■ TEXTE RETENU:
________________________________________
Susan Morrow, une
galeriste d’art de Los Angeles, s’ennuie dans l’opulence de son existence,
délaissée par son riche mari Hutton. Alors que ce dernier s’absente, encore une
fois, en voyage d’affaires, Susan reçoit un colis inattendu : un manuscrit
signé de son ex-mari Edward Sheffield dont elle est sans nouvelles depuis des
années. Une note l’accompagne, enjoignant la jeune femme à le lire puis à le
contacter lors de son passage en ville. Seule dans sa maison vide, elle entame
la lecture de l’œuvre qui lui est dédicacée.
Tom Ford avait marqué les esprits avec A Single Man (2009), fascinant premier film où le brio attendu de
styliste se mariait à un mélodrame puissant scrutant les abimes de la solitude.
________________________________________
■ DONNÉES FOURNIES:
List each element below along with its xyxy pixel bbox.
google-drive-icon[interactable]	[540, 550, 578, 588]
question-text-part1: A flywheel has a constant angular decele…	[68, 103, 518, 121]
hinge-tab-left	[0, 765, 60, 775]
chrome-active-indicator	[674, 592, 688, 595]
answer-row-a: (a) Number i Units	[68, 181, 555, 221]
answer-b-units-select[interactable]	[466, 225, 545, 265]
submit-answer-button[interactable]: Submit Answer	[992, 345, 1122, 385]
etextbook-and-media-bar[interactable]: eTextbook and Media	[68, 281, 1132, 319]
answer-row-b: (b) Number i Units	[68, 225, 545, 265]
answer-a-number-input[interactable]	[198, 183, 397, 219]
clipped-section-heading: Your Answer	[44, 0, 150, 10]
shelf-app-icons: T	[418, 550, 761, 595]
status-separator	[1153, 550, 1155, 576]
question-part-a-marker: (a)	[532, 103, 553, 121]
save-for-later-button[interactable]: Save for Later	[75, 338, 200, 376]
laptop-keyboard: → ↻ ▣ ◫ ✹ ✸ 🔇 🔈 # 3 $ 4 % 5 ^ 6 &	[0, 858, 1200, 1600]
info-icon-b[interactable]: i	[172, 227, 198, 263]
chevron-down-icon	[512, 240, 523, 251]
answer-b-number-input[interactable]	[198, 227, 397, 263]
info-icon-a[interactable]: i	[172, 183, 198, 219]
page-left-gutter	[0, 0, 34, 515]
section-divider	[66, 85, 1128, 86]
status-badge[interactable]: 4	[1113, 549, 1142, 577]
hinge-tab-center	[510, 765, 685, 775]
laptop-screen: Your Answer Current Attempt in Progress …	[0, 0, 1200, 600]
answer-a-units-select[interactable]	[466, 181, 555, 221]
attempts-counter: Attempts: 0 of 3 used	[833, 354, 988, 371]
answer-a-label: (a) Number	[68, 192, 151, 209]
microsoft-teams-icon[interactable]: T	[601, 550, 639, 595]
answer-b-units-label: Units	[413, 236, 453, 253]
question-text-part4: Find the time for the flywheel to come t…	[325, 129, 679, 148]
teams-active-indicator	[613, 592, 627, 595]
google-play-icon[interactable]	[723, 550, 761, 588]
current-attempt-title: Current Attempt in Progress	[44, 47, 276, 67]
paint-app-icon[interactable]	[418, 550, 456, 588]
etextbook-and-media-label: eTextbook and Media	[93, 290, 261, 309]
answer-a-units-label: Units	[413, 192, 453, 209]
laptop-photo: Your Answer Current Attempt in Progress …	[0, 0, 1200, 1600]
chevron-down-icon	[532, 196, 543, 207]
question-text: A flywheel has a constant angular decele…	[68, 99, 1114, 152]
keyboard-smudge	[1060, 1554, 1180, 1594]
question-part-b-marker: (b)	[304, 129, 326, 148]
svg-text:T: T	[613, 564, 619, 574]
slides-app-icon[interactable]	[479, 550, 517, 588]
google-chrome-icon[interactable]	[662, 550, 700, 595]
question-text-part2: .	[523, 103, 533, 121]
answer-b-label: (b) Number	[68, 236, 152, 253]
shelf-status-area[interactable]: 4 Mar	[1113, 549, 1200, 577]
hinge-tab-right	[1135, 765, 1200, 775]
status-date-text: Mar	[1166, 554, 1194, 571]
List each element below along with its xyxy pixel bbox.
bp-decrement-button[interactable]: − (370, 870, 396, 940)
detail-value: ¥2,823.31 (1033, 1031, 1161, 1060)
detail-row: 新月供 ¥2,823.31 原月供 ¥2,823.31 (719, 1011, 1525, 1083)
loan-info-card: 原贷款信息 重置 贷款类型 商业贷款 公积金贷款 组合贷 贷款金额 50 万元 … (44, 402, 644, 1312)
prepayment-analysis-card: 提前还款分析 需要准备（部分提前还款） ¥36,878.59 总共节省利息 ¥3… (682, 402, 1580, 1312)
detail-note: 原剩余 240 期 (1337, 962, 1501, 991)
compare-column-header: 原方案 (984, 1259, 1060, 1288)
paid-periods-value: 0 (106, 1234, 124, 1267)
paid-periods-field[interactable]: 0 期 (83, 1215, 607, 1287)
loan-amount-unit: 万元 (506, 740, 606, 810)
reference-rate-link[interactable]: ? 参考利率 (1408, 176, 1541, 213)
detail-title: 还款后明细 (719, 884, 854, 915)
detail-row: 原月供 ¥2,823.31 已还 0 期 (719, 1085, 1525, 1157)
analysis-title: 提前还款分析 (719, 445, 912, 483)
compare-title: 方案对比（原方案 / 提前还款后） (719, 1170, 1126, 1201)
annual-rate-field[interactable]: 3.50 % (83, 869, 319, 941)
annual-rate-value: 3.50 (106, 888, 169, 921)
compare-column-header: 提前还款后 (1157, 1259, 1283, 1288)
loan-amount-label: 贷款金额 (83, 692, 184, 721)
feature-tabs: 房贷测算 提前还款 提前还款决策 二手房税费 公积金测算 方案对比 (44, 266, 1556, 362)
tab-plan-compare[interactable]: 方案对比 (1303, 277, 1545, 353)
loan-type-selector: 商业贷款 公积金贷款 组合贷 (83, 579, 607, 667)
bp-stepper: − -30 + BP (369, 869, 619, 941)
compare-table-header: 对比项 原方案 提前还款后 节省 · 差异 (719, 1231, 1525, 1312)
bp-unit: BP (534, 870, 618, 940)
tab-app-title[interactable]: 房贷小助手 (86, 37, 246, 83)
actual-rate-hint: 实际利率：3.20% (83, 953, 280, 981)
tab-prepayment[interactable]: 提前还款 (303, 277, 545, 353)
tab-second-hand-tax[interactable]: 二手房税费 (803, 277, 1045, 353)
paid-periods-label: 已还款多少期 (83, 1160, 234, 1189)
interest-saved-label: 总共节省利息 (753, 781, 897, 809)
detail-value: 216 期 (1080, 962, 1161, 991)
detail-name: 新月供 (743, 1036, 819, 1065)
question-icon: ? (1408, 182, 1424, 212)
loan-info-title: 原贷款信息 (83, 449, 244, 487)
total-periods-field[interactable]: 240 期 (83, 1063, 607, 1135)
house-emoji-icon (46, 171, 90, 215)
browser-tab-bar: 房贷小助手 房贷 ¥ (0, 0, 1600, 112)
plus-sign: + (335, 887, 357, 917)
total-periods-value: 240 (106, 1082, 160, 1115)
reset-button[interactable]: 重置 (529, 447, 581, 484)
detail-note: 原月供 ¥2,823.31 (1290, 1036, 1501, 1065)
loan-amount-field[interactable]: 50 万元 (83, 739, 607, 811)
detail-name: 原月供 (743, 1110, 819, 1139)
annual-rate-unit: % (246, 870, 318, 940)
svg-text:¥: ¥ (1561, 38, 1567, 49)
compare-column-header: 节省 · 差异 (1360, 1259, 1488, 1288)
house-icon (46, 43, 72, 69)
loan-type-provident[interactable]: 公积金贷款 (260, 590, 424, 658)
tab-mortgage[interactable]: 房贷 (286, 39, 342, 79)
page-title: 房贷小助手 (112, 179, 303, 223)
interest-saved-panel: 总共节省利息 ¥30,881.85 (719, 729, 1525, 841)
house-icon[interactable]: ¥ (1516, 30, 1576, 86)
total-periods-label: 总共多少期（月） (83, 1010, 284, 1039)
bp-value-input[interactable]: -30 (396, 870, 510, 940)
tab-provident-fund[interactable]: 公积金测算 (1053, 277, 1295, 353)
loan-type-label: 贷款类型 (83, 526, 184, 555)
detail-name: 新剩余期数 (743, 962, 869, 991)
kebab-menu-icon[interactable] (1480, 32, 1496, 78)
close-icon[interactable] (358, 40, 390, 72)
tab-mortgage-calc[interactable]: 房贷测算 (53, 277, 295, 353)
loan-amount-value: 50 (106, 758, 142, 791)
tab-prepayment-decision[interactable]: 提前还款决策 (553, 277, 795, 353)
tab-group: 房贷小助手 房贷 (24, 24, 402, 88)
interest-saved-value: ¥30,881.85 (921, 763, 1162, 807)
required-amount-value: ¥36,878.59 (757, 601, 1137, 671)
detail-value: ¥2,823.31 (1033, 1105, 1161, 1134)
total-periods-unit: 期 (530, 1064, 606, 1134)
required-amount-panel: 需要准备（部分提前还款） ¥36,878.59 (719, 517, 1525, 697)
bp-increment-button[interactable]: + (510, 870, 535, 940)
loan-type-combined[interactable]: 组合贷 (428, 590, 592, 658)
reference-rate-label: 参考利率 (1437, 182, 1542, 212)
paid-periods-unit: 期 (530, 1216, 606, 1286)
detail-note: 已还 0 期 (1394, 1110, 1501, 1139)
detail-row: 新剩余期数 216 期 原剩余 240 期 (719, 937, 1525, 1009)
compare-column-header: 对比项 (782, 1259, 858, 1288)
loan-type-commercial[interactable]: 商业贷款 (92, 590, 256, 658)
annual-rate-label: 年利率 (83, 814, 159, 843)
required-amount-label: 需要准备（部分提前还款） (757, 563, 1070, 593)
________________________________________
■ CONSIGNE: Dans le texte retenu, réécrivez sous forme de liste le paragraphe qui commence par « Susan Morrow, une galeriste d’art ». Gardez ses faits principaux.

■ RÉPONSE RÉDIGÉE:
- Susan Morrow est galeriste d’art à Los Angeles. Elle s’ennuie dans sa vie de luxe, délaissée par son riche mari Hutton.
- Hutton repart encore en voyage d’affaires. Pendant son absence, Susan reçoit un colis inattendu : un manuscrit signé de son ex-mari Edward Sheffield, dont elle n’a pas de nouvelles depuis des années.
- Une note jointe lui demande de le lire, puis de le contacter quand il passera en ville.
- Seule dans sa maison vide, elle commence à lire ce livre qui lui est dédié.